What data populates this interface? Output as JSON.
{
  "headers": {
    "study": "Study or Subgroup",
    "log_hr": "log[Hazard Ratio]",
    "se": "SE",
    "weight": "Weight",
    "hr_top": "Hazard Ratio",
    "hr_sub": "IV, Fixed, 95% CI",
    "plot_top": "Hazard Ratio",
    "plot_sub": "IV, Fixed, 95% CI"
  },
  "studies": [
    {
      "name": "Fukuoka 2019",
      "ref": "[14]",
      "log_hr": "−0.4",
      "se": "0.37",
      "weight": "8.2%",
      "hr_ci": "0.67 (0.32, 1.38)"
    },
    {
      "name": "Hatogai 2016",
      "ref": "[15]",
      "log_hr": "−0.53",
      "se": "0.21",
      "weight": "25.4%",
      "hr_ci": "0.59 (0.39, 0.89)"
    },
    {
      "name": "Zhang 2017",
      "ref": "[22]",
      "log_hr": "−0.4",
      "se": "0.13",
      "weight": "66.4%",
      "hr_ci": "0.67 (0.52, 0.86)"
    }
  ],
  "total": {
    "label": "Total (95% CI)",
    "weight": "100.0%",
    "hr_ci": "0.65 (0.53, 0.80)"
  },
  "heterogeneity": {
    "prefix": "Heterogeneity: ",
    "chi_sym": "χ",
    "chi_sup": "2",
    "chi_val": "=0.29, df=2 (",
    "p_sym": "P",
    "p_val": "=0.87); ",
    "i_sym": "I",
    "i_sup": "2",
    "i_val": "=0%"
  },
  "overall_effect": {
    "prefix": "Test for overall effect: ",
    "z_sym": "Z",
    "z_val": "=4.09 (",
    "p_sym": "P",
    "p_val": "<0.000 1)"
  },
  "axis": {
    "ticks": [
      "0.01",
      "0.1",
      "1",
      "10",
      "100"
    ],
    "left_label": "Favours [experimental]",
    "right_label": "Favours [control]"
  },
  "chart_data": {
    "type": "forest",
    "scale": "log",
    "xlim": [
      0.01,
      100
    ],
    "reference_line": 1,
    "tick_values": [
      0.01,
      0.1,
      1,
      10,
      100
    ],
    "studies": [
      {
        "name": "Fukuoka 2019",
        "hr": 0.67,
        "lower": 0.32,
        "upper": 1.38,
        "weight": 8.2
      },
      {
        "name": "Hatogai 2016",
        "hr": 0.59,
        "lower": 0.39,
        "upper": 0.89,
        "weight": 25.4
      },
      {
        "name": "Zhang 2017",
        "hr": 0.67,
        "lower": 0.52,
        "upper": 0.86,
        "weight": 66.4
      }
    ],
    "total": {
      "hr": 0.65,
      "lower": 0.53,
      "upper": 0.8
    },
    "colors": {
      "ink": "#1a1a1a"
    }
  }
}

........

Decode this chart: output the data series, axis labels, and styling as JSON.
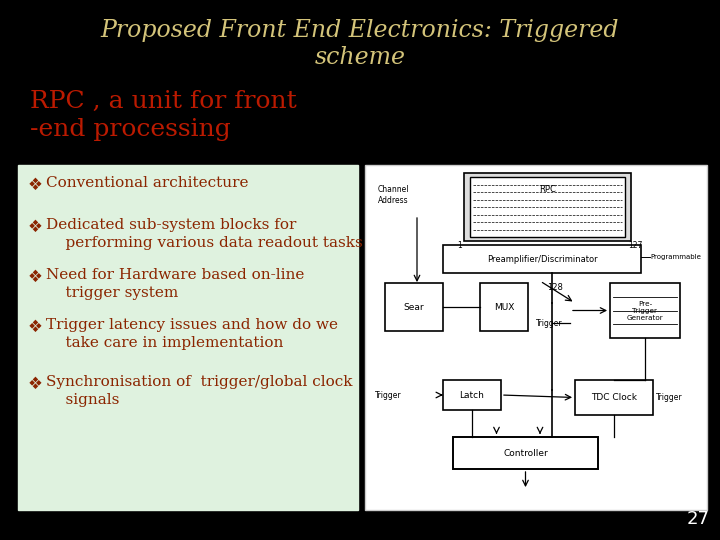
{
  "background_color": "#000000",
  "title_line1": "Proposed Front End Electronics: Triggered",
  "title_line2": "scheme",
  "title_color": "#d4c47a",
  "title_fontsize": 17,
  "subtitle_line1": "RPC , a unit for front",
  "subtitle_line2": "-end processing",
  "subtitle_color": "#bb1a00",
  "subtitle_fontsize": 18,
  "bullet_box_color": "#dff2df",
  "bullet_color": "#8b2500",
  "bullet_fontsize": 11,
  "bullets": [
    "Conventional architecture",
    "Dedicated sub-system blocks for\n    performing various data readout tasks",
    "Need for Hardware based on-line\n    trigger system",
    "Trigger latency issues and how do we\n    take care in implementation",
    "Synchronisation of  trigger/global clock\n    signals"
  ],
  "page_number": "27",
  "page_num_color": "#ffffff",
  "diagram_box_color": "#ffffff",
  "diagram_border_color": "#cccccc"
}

........

## [PROBLEM]
Track down every line of the material containing the string "lower", and copy it.

## [TASK SOLUTION]
        "lower": 0.32,
        "lower": 0.39,
        "lower": 0.52,
      "lower": 0.53,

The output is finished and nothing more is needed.